| WHAT IS ASKED |
Retype the whole listing verbatim and keep the pictures out of it.

| RECORDS SUPPLIED |

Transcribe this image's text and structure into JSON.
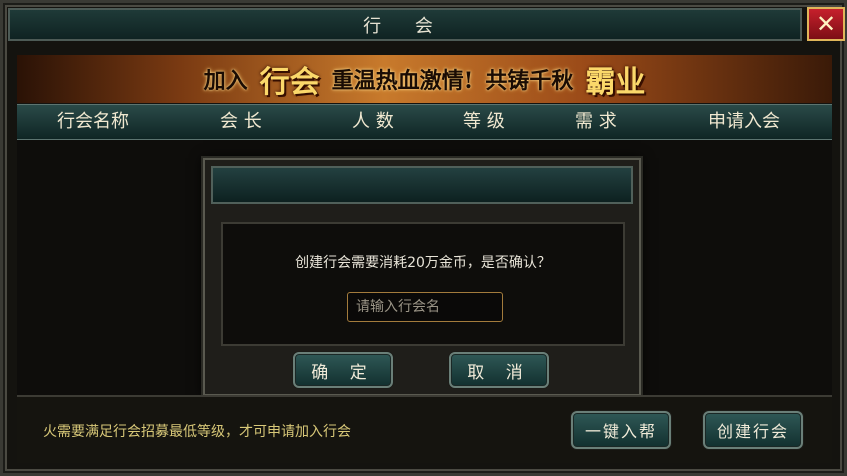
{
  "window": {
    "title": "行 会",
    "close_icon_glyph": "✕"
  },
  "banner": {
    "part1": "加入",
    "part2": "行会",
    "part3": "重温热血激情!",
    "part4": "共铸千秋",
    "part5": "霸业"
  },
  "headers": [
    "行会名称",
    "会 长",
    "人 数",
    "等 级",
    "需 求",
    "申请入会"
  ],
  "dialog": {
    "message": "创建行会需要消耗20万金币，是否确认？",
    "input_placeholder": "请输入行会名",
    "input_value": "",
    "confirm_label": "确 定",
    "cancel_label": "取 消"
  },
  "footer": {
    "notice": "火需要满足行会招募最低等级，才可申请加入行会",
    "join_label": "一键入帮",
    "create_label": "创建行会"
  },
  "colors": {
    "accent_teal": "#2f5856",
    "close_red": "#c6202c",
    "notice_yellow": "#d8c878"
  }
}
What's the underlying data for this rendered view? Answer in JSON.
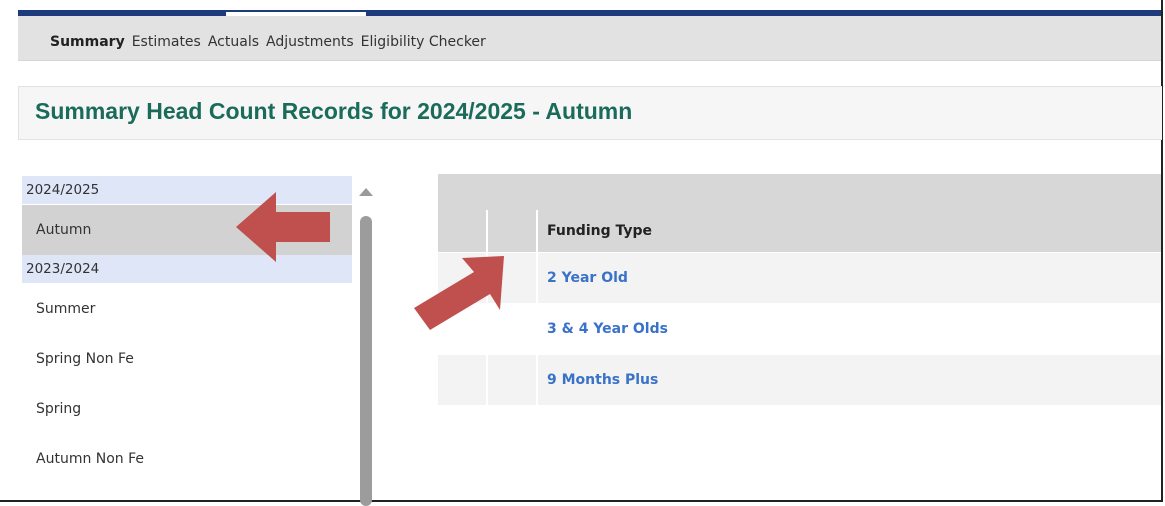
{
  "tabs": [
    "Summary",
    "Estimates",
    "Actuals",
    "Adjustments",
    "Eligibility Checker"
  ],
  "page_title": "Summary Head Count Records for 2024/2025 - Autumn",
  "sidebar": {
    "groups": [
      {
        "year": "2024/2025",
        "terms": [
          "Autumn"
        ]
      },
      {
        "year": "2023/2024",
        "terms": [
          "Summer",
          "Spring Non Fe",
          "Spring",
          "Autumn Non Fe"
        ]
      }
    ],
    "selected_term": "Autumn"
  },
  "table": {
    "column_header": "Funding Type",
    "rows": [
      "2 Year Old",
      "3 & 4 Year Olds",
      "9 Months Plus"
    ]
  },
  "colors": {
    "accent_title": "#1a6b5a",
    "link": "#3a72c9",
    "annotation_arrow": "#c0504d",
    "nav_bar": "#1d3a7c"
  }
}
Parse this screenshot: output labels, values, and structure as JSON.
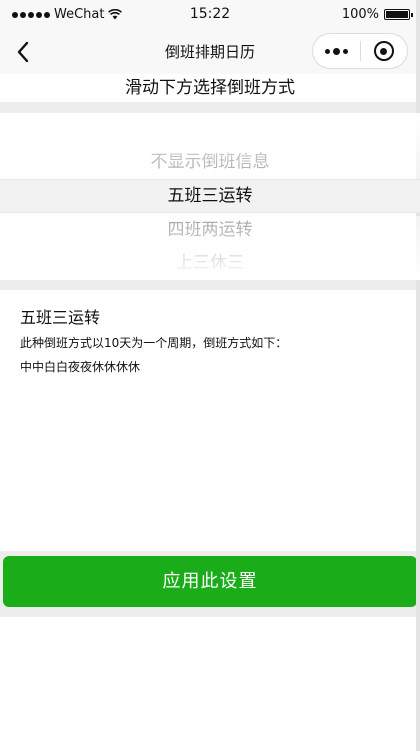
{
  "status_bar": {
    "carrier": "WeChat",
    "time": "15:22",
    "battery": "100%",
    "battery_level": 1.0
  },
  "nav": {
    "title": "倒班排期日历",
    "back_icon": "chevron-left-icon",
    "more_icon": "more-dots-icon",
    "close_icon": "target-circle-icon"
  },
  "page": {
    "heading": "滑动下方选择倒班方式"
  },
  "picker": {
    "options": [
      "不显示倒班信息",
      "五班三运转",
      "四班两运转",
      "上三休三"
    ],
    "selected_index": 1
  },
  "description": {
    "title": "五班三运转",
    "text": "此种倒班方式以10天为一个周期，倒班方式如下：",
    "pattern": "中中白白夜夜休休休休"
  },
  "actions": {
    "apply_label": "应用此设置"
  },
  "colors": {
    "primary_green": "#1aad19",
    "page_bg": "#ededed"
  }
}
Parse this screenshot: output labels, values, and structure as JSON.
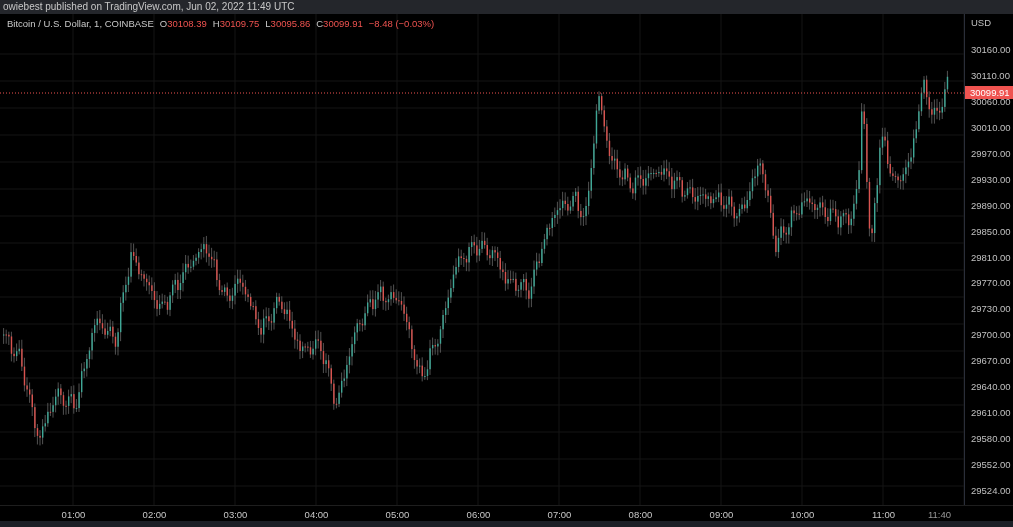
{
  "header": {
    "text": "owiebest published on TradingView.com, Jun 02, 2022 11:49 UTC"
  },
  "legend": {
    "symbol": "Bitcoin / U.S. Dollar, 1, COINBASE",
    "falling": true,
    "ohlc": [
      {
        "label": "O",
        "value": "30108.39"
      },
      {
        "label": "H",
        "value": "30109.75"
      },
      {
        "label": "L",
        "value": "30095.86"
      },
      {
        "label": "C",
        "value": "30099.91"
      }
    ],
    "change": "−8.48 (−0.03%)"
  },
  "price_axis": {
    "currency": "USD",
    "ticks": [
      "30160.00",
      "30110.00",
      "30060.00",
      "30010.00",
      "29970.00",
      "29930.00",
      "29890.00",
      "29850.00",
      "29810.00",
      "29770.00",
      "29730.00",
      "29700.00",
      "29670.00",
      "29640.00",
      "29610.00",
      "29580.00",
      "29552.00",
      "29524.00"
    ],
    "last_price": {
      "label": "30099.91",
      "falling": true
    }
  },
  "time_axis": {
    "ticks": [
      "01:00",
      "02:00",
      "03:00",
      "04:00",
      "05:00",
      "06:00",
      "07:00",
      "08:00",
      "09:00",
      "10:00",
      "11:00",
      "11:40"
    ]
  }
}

| ANSWER FOR THE TASK |
Transcribe this image's text and structure into JSON.
{
  "window": {
    "title": "行 会",
    "close_icon_glyph": "✕"
  },
  "banner": {
    "part1": "加入",
    "part2": "行会",
    "part3": "重温热血激情!",
    "part4": "共铸千秋",
    "part5": "霸业"
  },
  "headers": [
    "行会名称",
    "会 长",
    "人 数",
    "等 级",
    "需 求",
    "申请入会"
  ],
  "dialog": {
    "message": "创建行会需要消耗20万金币，是否确认？",
    "input_placeholder": "请输入行会名",
    "input_value": "",
    "confirm_label": "确 定",
    "cancel_label": "取 消"
  },
  "footer": {
    "notice": "火需要满足行会招募最低等级，才可申请加入行会",
    "join_label": "一键入帮",
    "create_label": "创建行会"
  },
  "colors": {
    "accent_teal": "#2f5856",
    "close_red": "#c6202c",
    "notice_yellow": "#d8c878"
  }
}
What's the underlying data for this rendered view? Answer in JSON.
{
  "tabs": [
    "Summary",
    "Estimates",
    "Actuals",
    "Adjustments",
    "Eligibility Checker"
  ],
  "page_title": "Summary Head Count Records for 2024/2025 - Autumn",
  "sidebar": {
    "groups": [
      {
        "year": "2024/2025",
        "terms": [
          "Autumn"
        ]
      },
      {
        "year": "2023/2024",
        "terms": [
          "Summer",
          "Spring Non Fe",
          "Spring",
          "Autumn Non Fe"
        ]
      }
    ],
    "selected_term": "Autumn"
  },
  "table": {
    "column_header": "Funding Type",
    "rows": [
      "2 Year Old",
      "3 & 4 Year Olds",
      "9 Months Plus"
    ]
  },
  "colors": {
    "accent_title": "#1a6b5a",
    "link": "#3a72c9",
    "annotation_arrow": "#c0504d",
    "nav_bar": "#1d3a7c"
  }
}
Parse this screenshot: output labels, values, and structure as JSON.
{
  "status_bar": {
    "carrier": "WeChat",
    "time": "15:22",
    "battery": "100%",
    "battery_level": 1.0
  },
  "nav": {
    "title": "倒班排期日历",
    "back_icon": "chevron-left-icon",
    "more_icon": "more-dots-icon",
    "close_icon": "target-circle-icon"
  },
  "page": {
    "heading": "滑动下方选择倒班方式"
  },
  "picker": {
    "options": [
      "不显示倒班信息",
      "五班三运转",
      "四班两运转",
      "上三休三"
    ],
    "selected_index": 1
  },
  "description": {
    "title": "五班三运转",
    "text": "此种倒班方式以10天为一个周期，倒班方式如下：",
    "pattern": "中中白白夜夜休休休休"
  },
  "actions": {
    "apply_label": "应用此设置"
  },
  "colors": {
    "primary_green": "#1aad19",
    "page_bg": "#ededed"
  }
}
Parse this screenshot: output labels, values, and structure as JSON.
{
  "header": {
    "text": "owiebest published on TradingView.com, Jun 02, 2022 11:49 UTC"
  },
  "legend": {
    "symbol": "Bitcoin / U.S. Dollar, 1, COINBASE",
    "falling": true,
    "ohlc": [
      {
        "label": "O",
        "value": "30108.39"
      },
      {
        "label": "H",
        "value": "30109.75"
      },
      {
        "label": "L",
        "value": "30095.86"
      },
      {
        "label": "C",
        "value": "30099.91"
      }
    ],
    "change": "−8.48 (−0.03%)"
  },
  "price_axis": {
    "currency": "USD",
    "ticks": [
      "30160.00",
      "30110.00",
      "30060.00",
      "30010.00",
      "29970.00",
      "29930.00",
      "29890.00",
      "29850.00",
      "29810.00",
      "29770.00",
      "29730.00",
      "29700.00",
      "29670.00",
      "29640.00",
      "29610.00",
      "29580.00",
      "29552.00",
      "29524.00"
    ],
    "last_price": {
      "label": "30099.91",
      "falling": true
    }
  },
  "time_axis": {
    "ticks": [
      "01:00",
      "02:00",
      "03:00",
      "04:00",
      "05:00",
      "06:00",
      "07:00",
      "08:00",
      "09:00",
      "10:00",
      "11:00",
      "11:40"
    ]
  }
}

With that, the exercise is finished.